## What the exercise asks
From the entries below, copy every line where the string "frac" appears.
[start Record list]
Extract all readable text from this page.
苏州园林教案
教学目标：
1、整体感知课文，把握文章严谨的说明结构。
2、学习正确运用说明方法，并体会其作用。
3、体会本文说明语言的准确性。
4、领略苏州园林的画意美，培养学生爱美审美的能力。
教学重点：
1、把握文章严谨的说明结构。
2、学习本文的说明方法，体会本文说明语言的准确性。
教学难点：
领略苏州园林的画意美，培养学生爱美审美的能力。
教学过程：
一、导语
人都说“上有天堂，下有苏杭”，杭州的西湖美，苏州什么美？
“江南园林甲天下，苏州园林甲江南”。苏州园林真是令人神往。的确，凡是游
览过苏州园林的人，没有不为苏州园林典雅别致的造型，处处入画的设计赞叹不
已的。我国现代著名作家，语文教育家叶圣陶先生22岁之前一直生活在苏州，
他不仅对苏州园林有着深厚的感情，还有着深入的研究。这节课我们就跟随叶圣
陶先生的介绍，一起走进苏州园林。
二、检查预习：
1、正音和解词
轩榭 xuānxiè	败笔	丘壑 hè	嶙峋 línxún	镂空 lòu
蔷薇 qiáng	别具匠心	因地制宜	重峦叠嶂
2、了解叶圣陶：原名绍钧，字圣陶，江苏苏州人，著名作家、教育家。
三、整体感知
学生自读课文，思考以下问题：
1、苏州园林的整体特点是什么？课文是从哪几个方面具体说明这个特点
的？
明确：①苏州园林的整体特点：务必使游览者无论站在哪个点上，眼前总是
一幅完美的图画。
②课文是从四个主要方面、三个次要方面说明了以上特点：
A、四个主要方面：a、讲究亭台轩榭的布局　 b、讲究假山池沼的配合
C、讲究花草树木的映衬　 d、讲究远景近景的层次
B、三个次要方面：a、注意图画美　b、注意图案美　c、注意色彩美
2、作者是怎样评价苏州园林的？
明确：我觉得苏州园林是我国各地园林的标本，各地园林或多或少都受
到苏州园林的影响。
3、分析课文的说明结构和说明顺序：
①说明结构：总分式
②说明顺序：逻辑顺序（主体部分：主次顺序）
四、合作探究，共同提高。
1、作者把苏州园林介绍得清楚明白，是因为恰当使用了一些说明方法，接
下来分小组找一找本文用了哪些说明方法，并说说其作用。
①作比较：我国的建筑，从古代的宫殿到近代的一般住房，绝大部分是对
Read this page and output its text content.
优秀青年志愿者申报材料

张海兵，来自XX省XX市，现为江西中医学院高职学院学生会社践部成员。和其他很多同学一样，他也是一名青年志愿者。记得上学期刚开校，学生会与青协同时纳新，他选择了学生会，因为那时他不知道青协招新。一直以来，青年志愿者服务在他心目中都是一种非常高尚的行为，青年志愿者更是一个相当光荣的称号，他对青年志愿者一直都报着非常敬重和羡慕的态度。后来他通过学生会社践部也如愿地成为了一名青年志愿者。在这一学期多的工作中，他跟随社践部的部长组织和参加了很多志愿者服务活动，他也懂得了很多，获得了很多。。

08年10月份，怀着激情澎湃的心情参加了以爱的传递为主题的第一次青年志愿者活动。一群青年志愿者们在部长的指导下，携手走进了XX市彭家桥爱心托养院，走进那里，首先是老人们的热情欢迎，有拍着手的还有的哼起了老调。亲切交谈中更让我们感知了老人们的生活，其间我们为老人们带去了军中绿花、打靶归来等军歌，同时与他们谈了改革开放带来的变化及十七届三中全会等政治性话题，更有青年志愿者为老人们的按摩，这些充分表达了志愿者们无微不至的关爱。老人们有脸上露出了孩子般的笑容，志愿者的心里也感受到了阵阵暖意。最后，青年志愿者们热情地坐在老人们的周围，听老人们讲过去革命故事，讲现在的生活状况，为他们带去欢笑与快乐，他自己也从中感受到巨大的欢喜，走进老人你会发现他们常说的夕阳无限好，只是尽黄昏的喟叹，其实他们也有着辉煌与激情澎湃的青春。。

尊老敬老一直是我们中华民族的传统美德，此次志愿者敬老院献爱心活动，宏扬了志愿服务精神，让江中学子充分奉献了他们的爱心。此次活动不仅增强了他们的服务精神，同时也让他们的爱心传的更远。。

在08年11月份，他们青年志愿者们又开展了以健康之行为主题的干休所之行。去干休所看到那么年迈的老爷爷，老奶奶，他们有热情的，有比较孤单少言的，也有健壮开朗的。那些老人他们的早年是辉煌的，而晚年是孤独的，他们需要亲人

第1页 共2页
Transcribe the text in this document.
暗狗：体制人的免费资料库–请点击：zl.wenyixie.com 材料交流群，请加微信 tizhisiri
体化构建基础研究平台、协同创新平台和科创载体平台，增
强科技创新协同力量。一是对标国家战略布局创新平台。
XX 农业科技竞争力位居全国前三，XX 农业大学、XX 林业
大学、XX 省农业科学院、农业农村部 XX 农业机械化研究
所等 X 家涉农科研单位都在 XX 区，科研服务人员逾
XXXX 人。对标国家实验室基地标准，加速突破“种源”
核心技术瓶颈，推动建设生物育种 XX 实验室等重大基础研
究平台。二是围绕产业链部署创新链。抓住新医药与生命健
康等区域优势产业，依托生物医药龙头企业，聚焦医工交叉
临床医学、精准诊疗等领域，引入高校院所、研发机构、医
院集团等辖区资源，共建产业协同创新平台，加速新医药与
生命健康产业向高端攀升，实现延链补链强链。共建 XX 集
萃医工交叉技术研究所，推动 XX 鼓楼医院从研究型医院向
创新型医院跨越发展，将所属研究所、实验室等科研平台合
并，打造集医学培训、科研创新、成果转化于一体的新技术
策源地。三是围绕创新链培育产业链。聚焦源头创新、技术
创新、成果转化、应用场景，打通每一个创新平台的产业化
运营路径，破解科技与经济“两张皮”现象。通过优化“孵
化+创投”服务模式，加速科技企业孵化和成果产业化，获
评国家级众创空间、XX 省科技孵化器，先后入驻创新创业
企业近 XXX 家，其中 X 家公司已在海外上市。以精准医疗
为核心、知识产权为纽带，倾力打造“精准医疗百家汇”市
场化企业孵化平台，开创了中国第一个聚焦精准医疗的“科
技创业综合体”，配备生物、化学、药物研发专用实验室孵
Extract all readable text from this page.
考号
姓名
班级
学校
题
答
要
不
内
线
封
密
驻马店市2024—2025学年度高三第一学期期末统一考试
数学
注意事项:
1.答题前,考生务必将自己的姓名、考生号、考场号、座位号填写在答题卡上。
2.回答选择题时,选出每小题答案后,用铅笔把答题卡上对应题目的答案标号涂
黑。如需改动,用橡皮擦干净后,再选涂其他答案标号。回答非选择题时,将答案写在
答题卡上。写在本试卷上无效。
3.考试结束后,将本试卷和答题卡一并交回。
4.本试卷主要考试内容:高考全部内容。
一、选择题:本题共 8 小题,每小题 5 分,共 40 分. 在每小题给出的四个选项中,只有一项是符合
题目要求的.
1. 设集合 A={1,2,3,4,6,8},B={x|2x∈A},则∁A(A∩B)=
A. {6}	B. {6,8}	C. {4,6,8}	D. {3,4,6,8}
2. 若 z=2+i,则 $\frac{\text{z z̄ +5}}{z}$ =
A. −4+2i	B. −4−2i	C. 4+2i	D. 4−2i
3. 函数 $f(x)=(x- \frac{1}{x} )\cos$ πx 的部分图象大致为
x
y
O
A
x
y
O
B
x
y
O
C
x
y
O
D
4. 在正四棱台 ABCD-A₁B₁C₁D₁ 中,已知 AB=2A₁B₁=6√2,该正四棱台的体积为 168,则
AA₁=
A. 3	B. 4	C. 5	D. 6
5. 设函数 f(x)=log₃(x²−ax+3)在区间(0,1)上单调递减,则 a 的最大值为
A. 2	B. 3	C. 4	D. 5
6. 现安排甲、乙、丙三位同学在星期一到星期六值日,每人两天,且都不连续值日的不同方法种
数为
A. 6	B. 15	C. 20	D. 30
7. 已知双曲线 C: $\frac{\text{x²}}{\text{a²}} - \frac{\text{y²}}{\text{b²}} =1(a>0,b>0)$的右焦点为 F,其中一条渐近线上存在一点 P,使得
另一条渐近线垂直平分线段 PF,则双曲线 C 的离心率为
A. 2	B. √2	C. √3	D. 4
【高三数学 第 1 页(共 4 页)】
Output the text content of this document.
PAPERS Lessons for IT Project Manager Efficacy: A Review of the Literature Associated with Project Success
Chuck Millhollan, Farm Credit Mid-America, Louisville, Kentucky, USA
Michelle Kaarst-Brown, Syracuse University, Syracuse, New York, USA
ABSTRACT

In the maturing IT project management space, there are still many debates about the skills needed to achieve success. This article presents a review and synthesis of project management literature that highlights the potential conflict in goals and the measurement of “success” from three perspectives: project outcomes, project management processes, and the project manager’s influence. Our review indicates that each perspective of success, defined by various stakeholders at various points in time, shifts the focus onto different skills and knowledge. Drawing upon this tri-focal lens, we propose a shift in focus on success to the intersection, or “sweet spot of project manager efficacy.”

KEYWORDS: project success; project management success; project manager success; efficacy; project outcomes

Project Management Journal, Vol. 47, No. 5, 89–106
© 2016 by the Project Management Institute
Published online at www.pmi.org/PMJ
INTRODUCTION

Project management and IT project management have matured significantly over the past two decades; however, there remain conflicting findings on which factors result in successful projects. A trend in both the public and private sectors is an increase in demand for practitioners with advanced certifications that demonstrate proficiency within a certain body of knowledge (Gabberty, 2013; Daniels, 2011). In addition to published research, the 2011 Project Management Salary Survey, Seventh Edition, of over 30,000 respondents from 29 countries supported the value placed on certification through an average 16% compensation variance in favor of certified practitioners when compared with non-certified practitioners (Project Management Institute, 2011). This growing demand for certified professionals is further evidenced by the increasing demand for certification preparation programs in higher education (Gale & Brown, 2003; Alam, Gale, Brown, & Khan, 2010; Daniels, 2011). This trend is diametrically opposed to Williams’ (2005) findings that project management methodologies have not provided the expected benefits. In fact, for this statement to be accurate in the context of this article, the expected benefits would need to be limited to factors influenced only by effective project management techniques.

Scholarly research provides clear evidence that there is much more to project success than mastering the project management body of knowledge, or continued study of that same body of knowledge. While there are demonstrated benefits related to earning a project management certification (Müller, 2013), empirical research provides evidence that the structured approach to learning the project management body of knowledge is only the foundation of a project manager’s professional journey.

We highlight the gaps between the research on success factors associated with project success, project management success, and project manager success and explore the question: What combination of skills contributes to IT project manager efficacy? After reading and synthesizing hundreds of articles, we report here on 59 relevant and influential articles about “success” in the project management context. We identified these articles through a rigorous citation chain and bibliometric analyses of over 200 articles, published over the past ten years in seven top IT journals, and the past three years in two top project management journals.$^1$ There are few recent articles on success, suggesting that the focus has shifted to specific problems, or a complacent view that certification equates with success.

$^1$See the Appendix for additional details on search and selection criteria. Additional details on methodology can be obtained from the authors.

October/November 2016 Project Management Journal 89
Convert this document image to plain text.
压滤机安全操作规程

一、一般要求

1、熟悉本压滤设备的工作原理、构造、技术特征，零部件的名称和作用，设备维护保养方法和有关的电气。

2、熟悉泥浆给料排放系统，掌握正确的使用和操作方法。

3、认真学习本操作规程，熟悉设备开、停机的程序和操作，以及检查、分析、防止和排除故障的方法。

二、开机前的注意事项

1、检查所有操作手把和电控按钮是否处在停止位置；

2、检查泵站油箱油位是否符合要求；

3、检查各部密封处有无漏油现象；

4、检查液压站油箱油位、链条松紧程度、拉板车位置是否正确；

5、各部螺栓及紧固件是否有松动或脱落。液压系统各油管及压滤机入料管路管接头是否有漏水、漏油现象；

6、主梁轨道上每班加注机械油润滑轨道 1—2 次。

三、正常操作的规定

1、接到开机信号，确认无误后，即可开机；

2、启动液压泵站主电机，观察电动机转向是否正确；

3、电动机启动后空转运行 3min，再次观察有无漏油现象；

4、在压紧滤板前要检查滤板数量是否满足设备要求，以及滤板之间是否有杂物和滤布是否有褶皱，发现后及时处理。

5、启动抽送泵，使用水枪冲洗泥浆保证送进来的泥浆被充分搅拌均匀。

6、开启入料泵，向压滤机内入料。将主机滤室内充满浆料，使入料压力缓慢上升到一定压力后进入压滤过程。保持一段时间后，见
[end Record list]
## Answer to the problem
2. 若 z=2+i,则 $\frac{\text{z z̄ +5}}{z}$ =
3. 函数 $f(x)=(x- \frac{1}{x} )\cos$ πx 的部分图象大致为
7. 已知双曲线 C: $\frac{\text{x²}}{\text{a²}} - \frac{\text{y²}}{\text{b²}} =1(a>0,b>0)$的右焦点为 F,其中一条渐近线上存在一点 P,使得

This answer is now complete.